• **Aim**:
Pull out each line of the records holding the string "your".

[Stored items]
........

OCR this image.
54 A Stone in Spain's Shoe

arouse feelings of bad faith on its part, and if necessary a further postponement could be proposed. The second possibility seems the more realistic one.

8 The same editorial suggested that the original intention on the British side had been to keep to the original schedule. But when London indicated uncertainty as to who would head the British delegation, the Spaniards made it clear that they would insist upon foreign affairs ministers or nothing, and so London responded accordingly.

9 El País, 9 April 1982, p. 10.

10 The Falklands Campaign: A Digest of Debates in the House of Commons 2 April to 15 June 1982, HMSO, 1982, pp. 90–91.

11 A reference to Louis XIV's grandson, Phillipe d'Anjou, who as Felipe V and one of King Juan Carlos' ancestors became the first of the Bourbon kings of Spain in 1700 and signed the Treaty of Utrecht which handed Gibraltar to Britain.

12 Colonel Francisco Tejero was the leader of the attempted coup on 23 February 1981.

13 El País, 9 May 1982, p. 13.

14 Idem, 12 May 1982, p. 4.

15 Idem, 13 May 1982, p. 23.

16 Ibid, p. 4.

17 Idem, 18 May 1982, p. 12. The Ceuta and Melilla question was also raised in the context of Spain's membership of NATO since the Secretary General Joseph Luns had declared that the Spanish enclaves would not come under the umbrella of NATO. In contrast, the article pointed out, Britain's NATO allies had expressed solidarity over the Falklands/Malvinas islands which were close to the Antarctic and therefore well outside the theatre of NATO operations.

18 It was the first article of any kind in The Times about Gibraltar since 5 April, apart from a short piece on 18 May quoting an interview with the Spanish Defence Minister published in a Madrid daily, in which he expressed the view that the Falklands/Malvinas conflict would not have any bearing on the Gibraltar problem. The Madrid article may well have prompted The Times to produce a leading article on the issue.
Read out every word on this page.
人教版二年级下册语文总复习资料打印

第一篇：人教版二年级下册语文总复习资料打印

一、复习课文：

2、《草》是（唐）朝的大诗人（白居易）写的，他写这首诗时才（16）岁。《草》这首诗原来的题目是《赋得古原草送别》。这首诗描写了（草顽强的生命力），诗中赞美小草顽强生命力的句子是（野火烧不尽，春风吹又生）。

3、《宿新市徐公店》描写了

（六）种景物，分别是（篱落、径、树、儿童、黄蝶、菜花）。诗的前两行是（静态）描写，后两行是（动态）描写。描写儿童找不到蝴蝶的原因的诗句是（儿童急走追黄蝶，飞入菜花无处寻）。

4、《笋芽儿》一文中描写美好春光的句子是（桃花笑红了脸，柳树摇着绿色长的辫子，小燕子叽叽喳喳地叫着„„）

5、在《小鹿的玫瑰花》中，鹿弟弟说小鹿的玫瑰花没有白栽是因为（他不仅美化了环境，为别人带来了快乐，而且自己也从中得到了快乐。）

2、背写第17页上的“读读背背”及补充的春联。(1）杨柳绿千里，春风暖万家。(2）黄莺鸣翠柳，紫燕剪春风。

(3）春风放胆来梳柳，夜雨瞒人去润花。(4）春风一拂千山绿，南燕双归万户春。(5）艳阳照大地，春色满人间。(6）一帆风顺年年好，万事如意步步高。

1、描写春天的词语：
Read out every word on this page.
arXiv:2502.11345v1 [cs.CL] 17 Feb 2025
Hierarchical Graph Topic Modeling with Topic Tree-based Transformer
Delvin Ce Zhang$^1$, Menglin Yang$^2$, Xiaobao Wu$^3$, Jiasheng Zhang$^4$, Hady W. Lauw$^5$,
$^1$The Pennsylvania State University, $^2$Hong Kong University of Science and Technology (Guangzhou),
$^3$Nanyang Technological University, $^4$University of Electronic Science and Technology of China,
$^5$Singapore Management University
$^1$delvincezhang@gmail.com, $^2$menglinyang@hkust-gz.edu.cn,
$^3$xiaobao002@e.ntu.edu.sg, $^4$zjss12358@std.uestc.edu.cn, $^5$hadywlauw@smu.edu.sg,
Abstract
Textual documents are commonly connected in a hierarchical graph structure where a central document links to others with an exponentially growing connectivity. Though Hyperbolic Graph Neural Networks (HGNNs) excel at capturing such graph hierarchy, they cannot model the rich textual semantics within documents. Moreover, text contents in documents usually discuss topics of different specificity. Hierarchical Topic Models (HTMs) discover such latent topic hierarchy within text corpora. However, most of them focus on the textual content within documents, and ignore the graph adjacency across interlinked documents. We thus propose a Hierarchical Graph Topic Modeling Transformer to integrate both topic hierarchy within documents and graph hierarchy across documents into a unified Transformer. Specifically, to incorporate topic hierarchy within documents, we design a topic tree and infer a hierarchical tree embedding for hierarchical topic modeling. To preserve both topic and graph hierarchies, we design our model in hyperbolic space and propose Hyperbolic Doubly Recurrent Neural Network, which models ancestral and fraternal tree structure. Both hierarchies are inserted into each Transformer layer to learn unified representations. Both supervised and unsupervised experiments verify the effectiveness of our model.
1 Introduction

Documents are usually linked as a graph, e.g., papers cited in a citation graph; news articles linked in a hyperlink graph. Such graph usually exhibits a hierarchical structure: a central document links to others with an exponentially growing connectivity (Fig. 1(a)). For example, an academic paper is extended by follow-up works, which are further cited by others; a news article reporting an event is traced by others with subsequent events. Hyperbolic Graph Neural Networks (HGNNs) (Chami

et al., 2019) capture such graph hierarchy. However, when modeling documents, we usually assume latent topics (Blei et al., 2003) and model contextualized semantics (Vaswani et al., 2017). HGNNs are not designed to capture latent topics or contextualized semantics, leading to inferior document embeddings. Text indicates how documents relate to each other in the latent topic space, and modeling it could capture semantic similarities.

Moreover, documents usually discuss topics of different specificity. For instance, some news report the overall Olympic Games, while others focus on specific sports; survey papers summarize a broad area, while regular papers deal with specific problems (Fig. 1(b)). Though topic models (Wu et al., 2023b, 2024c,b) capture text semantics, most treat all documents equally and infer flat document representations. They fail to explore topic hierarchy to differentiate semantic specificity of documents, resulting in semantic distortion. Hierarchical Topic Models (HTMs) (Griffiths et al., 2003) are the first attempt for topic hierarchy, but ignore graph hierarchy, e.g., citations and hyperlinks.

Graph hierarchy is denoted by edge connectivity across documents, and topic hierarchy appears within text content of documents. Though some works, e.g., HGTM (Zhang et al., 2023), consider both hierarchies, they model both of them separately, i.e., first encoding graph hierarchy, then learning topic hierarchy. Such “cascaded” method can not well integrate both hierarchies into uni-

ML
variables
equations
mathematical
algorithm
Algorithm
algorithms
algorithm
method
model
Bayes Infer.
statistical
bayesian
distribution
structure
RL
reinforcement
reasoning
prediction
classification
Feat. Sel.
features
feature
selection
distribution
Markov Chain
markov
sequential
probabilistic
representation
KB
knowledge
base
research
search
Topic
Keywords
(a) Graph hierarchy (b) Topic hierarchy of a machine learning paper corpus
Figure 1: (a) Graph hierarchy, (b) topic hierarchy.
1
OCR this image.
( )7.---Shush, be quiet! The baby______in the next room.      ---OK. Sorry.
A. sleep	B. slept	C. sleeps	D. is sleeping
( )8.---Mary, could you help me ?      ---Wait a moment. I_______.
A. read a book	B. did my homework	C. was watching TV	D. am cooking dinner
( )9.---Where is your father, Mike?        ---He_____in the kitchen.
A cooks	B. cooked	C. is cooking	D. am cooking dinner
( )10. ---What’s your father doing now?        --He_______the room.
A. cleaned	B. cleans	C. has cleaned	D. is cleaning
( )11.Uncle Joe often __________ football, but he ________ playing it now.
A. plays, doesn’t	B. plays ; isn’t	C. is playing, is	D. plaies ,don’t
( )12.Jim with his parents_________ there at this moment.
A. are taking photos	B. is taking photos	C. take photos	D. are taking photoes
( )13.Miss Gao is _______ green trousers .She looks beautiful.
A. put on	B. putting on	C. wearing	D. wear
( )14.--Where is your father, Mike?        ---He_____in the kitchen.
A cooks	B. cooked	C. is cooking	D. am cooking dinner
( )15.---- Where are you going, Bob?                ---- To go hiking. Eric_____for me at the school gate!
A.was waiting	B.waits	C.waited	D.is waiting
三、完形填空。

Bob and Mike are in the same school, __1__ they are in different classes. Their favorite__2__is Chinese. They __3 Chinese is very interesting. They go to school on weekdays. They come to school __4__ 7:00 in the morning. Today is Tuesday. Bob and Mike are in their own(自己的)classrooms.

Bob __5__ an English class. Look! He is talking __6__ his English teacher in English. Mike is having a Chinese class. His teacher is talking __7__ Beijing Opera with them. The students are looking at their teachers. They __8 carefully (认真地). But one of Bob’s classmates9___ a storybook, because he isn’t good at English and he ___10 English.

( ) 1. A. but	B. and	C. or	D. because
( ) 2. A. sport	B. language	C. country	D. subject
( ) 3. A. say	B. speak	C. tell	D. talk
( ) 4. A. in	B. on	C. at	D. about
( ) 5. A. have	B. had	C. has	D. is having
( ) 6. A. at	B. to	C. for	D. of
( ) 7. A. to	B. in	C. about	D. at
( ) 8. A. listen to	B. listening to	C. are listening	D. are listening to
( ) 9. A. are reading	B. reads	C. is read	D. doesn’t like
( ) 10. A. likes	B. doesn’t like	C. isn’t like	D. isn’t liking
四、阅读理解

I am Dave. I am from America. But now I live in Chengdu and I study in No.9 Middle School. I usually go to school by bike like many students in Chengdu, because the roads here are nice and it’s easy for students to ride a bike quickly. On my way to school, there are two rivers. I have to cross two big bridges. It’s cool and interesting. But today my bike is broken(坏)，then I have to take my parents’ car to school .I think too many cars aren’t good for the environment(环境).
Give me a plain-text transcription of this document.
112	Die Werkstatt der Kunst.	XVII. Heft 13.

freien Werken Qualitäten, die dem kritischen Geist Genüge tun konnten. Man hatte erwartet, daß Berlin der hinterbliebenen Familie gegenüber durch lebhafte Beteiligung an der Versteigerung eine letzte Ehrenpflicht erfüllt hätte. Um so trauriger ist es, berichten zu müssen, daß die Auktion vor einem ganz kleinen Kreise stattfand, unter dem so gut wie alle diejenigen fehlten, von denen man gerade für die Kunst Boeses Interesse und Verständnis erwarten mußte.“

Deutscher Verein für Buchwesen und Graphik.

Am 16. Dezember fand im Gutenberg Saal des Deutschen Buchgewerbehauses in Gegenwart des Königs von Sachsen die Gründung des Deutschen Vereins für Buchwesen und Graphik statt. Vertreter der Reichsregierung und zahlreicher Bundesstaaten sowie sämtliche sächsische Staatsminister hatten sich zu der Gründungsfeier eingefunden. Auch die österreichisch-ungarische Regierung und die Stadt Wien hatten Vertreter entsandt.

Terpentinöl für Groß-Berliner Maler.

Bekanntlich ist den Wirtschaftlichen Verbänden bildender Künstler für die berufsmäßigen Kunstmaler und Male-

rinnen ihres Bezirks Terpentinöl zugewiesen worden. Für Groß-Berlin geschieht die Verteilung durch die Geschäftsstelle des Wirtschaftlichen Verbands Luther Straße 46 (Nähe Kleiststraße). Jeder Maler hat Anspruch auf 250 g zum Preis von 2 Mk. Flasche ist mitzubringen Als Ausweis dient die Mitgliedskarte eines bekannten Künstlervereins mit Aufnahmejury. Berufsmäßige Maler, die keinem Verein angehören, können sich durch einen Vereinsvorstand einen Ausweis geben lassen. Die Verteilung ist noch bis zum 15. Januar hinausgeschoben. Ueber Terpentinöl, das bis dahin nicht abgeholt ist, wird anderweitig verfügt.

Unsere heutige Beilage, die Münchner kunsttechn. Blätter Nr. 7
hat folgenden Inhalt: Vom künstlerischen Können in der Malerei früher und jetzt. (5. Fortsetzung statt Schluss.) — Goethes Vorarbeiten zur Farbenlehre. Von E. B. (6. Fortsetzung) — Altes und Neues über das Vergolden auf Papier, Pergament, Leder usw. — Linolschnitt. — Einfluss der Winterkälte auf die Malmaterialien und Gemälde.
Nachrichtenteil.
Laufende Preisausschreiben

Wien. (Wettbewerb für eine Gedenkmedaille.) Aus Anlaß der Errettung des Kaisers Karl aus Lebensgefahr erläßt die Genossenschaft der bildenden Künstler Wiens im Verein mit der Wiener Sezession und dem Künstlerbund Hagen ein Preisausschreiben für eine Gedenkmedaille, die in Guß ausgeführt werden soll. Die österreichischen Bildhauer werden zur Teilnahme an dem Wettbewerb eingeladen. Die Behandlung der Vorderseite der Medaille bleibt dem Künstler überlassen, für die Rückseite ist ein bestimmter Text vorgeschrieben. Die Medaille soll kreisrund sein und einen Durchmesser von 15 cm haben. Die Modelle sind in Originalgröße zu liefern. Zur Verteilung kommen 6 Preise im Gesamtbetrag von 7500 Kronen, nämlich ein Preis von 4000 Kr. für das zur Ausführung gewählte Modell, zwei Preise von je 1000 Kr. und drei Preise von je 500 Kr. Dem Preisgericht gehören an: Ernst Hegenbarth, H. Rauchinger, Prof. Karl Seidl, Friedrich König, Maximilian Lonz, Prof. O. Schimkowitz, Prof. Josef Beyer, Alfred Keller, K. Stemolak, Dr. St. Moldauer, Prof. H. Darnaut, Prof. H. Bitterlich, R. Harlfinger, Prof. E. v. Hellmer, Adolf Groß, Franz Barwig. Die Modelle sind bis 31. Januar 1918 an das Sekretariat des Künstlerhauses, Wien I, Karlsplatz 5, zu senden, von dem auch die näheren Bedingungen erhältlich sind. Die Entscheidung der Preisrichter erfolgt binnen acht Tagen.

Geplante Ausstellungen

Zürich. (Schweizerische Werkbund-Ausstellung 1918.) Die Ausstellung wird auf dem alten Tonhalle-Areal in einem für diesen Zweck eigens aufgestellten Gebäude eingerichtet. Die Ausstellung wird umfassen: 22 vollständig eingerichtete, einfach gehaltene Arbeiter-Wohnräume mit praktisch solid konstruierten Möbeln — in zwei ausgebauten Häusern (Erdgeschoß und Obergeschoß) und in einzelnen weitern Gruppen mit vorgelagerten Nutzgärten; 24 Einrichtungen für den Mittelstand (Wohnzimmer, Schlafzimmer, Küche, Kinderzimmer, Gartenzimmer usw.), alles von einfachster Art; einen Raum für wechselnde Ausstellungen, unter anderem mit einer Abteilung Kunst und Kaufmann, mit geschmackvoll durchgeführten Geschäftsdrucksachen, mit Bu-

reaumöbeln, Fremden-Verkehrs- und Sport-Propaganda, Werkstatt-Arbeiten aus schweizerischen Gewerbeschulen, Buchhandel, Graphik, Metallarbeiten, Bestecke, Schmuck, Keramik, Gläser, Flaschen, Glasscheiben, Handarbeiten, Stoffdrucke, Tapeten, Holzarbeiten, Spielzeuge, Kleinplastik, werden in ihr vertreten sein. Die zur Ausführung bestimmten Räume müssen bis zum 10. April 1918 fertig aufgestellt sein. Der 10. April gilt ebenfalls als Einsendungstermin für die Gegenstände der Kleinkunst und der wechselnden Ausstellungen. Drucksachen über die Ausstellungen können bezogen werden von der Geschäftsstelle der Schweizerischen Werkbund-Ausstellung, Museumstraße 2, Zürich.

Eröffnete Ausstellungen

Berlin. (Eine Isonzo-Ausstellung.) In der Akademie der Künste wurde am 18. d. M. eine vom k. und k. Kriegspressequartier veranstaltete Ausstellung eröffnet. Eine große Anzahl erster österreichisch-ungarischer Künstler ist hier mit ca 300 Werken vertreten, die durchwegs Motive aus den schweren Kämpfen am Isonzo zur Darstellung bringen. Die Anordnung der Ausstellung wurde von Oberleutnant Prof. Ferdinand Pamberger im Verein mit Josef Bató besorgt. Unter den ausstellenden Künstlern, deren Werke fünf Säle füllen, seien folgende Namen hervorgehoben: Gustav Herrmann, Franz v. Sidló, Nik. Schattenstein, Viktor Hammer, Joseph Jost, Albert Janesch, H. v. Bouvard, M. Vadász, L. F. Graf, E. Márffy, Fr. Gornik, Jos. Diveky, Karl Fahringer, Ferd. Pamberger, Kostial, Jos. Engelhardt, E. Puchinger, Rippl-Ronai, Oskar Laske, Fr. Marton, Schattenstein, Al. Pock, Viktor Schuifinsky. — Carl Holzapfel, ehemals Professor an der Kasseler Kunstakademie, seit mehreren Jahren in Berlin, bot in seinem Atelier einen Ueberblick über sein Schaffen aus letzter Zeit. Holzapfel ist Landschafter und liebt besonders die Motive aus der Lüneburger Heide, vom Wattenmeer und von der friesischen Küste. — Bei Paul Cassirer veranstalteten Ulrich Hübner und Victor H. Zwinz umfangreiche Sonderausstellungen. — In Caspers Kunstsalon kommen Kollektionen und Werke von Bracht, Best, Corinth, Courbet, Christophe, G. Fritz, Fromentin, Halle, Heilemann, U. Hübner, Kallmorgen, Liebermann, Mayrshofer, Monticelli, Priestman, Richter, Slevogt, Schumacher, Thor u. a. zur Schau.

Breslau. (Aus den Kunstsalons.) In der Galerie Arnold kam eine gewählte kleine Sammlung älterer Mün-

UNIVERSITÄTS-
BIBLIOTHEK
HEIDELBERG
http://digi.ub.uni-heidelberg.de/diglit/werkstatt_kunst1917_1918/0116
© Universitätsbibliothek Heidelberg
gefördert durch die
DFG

........

• **Finished task**:
( )9.---Where is your father, Mike?        ---He_____in the kitchen.
( )10. ---What’s your father doing now?        --He_______the room.
( )14.--Where is your father, Mike?        ---He_____in the kitchen.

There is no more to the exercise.